- DIRECTIVES:
(a) Using the hint in the inclined-plane problem, explain in one to three sentences what is equal for the particle's motion along OX and its motion perpendicular to OX.
(b) Carry on with the solution to the inclined-plane problem from its last line.
— start TEXT SHOWN —
Ncert Exercises & Solutions

4.32. A particle falling vertically from a height hits a plane surface inclined to horizontal at an angle θ with speed $v_{0}$ $v_{0}$ and rebounds elastically. Find the distance along the plane where it will hit the second time.

Hint: Time taken to travel the distances along OX and perpendicular to OX will be the same.

Step 1: For the motion of the projectile from O to A.

Considering x and y-axes as shown in the diagram.
— end TEXT SHOWN —
— start DATA —
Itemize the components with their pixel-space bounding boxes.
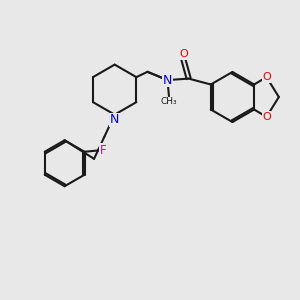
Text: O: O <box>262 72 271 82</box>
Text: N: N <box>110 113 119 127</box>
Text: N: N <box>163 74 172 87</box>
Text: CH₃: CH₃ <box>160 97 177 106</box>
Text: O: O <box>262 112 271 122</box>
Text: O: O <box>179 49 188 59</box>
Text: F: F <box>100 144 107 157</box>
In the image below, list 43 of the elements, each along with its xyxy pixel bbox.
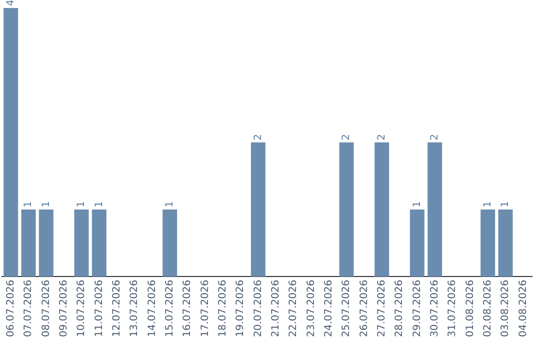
— end DATA —
— start DATA —
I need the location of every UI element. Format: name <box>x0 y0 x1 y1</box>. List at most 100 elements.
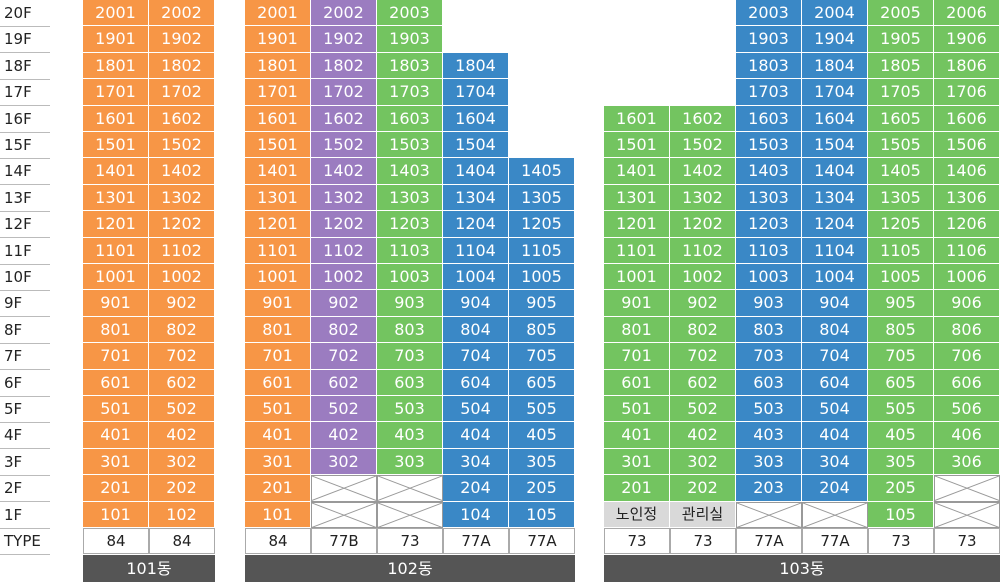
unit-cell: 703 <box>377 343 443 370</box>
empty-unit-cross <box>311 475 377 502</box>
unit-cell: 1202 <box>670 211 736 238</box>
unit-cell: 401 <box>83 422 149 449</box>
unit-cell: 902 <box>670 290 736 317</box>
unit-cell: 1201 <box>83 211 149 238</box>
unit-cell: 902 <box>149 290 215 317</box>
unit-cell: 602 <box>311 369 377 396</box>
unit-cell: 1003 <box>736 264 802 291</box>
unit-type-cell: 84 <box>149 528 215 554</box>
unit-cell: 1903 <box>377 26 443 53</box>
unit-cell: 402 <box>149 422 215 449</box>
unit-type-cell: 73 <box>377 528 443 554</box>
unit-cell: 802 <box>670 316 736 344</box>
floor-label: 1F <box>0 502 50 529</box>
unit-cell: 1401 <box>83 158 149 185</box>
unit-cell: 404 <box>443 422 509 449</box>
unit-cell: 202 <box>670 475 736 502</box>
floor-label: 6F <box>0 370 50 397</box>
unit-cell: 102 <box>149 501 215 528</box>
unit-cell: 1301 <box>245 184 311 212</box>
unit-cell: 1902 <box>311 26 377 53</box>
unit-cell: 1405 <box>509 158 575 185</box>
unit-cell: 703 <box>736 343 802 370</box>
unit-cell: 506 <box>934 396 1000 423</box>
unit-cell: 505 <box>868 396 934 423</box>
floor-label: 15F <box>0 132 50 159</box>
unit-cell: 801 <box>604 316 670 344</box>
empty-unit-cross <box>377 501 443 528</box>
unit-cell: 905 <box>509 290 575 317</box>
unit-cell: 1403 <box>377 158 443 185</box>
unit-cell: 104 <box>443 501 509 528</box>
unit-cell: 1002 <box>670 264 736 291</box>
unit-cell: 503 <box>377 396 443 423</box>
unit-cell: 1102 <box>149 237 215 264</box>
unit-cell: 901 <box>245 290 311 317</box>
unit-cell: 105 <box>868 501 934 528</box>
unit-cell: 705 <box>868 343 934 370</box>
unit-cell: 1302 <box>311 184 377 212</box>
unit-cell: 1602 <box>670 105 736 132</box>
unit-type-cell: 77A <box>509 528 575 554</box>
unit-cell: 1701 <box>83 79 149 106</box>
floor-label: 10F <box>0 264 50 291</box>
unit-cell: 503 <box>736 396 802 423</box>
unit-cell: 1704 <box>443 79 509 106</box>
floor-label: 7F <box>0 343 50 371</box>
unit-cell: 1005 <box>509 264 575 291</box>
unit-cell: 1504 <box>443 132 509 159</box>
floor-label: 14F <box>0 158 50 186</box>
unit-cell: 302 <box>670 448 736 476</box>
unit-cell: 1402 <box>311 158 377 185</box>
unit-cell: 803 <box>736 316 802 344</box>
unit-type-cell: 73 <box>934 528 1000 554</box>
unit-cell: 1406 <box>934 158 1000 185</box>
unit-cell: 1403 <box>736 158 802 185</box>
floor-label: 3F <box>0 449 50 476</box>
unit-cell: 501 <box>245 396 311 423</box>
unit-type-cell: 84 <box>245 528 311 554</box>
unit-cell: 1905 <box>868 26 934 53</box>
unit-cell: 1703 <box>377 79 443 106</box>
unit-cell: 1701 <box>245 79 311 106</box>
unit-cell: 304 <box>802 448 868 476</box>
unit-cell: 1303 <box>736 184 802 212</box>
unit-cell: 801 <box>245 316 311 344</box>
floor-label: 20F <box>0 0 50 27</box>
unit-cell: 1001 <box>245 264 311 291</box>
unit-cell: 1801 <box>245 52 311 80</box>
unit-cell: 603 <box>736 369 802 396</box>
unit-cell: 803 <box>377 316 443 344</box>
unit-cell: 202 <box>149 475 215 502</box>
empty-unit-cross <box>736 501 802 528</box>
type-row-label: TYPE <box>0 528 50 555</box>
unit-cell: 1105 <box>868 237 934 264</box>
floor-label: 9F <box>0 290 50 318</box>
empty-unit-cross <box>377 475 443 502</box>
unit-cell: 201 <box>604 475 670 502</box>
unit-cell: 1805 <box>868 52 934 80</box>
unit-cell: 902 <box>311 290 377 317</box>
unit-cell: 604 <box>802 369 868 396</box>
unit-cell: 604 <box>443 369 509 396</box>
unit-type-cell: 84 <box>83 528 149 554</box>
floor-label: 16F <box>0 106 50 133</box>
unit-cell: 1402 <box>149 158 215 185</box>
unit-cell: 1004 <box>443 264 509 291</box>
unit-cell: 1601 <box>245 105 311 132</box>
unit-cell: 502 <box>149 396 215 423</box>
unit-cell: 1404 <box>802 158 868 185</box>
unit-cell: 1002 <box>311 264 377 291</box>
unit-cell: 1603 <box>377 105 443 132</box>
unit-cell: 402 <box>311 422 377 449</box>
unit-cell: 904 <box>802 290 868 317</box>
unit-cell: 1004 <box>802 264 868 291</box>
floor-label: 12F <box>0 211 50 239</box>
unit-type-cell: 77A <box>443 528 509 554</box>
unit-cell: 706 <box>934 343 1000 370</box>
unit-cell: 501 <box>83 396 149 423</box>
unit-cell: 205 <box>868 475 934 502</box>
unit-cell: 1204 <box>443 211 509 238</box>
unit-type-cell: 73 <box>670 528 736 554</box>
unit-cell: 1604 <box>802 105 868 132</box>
— end DATA —
— start DATA —
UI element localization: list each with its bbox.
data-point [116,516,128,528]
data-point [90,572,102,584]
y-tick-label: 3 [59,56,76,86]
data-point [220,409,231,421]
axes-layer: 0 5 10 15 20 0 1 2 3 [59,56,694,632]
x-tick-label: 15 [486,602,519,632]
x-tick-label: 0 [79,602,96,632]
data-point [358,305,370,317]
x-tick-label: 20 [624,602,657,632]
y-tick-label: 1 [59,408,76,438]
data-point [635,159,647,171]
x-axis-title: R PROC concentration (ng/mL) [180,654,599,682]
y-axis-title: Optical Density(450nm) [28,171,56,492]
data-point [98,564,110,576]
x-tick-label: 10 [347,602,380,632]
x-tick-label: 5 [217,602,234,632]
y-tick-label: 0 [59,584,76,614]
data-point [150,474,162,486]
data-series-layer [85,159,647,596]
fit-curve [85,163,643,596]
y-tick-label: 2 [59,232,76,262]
— end DATA —
- RESPONSE LIST:
(a) The hint says the time taken to travel the distance along OX is the same as the time taken to travel the distance perpendicular to OX.

(b)
$\begin{array}{l} y = 0, u_{y} = v_{0} \cos θ \\ a_{y} = - g \cos θ, t = T \end{array}$

Applying the equation of kinematics

$\begin{matrix} y = u_{y} t + \frac{1}{2} a_{y} t^{2} \\ \Rightarrow 0 = v_{0} \cos θT + \frac{1}{2} (- gcos θ) T^{2} \\ \Rightarrow T [v_{0} \cos θ - \frac{gcos θ, T}{2}] = 0 \\ T = \frac{2 v_{0} \cos θ}{gcos θ} \end{matrix}$

Hence, $T = \frac{2 v_{0}}{g}$

Step 2: Now considering motion along OX.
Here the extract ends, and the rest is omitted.